### Tasks to complete:
(A) Reproduce the passage of the Blogger Backup text from "One note about" to "run the updates.".
(B) According to the Blogger Backup text, which browser must you use to run the Windows Updates site?
(C) Pick up the Blogger Backup text right after its final sentence and keep writing.

### Document text:
Blogger Backup is easy to install and easy to use. It uses windows installer to install and is pretty self-explanatory to use. It doesn’t have great help and it doesn’t have a readme.txt but there is information on CodePlex and forums where you can post issues and questions.

After you have installed it, you should go to Microsoft Windows Updates and verify that you have the latest version and patches for .NET framework. If you select the “custom” button, it will scan your computer for updates and then give you a list of updates. Then click on Software (optional) on the left and look for Microsoft .NET framework. If you find anything, install it.

One note about the Windows Updates site, you have to be in Internet Explorer to use it. If you (like me) use another browser, you’ll have to go to IE to run the updates.

Then open the Blogger Backup and it asks you for your blog, or easier, you can give it your Blogger name/id and password and it will search for all your Blogger blogs for you.

### Provided records:
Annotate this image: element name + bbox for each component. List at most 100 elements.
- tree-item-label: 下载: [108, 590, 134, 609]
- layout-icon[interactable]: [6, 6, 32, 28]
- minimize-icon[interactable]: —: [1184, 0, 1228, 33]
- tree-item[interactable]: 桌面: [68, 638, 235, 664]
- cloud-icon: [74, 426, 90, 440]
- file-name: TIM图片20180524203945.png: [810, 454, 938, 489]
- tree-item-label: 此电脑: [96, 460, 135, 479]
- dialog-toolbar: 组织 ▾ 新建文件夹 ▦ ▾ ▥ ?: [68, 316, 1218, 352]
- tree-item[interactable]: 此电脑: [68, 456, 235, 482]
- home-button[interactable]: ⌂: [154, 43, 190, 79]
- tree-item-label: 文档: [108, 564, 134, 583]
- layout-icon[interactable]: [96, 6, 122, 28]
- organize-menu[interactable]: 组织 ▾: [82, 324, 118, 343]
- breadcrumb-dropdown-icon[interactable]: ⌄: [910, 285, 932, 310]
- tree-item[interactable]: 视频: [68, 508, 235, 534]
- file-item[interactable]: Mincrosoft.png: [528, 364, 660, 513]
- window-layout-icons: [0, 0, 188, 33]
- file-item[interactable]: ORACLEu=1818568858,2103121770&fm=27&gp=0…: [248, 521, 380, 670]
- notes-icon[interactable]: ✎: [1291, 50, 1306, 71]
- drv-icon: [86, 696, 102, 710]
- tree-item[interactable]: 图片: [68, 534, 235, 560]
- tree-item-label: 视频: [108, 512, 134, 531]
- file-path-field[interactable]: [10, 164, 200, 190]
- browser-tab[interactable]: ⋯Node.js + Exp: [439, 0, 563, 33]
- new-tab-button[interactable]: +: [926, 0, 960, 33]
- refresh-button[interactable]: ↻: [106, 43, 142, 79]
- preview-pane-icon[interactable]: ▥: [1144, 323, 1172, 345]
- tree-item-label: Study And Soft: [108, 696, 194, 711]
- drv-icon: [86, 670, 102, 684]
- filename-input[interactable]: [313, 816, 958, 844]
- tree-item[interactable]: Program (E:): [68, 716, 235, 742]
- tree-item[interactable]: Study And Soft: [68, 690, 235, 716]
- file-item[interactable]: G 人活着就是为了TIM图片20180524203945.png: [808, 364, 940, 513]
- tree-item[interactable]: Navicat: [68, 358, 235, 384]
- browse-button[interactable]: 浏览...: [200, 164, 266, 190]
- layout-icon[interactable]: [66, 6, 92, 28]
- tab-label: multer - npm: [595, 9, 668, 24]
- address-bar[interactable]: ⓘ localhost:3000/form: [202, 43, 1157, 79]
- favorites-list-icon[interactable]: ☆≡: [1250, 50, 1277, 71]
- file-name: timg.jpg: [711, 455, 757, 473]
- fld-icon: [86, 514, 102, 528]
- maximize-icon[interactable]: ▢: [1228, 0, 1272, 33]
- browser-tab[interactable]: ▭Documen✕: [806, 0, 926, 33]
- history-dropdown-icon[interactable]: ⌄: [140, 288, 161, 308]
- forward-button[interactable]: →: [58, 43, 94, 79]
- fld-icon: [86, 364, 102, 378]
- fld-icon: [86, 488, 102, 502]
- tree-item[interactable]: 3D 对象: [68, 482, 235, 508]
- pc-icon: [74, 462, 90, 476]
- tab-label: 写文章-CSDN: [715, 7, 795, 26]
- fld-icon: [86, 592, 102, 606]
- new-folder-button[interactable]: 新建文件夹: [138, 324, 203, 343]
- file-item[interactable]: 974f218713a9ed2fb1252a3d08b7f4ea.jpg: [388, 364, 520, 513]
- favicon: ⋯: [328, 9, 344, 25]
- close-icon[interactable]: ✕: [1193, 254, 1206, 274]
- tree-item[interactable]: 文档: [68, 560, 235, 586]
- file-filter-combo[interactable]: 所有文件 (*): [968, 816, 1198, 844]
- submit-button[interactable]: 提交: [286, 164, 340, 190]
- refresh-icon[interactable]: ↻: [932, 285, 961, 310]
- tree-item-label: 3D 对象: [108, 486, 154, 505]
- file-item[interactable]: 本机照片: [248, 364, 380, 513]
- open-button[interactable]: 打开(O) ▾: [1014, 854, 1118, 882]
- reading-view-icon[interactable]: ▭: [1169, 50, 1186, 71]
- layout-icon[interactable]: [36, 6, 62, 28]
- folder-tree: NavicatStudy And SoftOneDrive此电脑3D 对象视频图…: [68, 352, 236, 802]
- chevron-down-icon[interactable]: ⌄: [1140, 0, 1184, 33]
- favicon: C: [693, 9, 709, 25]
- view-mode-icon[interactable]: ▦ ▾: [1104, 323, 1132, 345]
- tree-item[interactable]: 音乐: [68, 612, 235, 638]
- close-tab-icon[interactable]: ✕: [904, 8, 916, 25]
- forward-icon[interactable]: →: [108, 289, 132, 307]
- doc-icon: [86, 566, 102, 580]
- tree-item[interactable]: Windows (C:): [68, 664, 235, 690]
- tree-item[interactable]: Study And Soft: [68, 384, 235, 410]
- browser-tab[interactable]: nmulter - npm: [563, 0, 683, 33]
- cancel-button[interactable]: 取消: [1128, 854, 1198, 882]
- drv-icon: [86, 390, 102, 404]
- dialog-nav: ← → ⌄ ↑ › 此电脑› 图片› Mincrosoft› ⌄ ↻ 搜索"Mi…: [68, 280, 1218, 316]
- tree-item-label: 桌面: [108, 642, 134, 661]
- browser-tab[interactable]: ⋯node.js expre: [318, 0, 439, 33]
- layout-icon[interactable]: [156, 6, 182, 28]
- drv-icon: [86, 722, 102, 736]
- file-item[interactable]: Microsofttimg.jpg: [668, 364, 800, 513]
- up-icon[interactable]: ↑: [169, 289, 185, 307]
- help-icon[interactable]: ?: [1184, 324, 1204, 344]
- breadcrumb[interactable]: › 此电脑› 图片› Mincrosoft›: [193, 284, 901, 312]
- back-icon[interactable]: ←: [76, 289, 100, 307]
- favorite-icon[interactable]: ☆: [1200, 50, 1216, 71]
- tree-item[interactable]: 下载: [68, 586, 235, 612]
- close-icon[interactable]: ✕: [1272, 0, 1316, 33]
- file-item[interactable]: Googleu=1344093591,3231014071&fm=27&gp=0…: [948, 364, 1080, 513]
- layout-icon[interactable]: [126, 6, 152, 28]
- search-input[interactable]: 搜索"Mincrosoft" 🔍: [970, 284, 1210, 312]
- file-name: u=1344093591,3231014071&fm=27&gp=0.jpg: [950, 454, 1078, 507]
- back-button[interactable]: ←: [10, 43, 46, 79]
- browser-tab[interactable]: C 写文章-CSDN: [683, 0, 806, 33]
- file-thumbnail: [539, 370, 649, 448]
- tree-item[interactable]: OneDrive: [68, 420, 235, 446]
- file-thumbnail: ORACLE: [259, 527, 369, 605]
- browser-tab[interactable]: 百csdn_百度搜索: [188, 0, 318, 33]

### Responses by task:
(A)
One note about the Windows Updates site, you have to be in Internet Explorer to use it. If you (like me) use another browser, you’ll have to go to IE to run the updates.

(B) Internet Explorer.

(C)
To run a backup, you can choose to create 1 file with all your posts, or to create separate files for each post and comment, which lets you pick which posts to restore. You can choose whether or not to back up comments (this is unchecked so be sure to check it if you want your comments) and you can pick all posts or a number of posts to save or only new posts since a certain date. Here is what it looks like after you have run a backup (backing up each post individually). Click on the picture for a bigger view.

blogger utility

It puts these in My Documents\Blogger Backup\”your blog name”. Here is what the list of post backup files looks like in that directory.

blogger-backup-restore.png

When you click on Restore, you see a screen that looks like this one below. It is blank until you add some posts (as I have). It shows you the window above so you can pick the post(s) you want to restore.

In the larger view (click on pic) you will notice that the second line in my list of posts to restore looks different. It is actually a comment. But it thinks it is a post. I’m sure they are planning to fix that so it will restore comments correctly instead of as a post.

Note that only 50 blog posts can be restored each day due to a limit in Blogger.

blogger-select-restore.png

When you click on OK, it restores the selected posts.

NOTE: you can backup posts from one blog and restore it to another. I have 2 blogger blogs. I backed up both blogs. Then I did a restore on one of the blogs but chose the subdirectory containing the posts from my other blog. They restored fine to the new blog.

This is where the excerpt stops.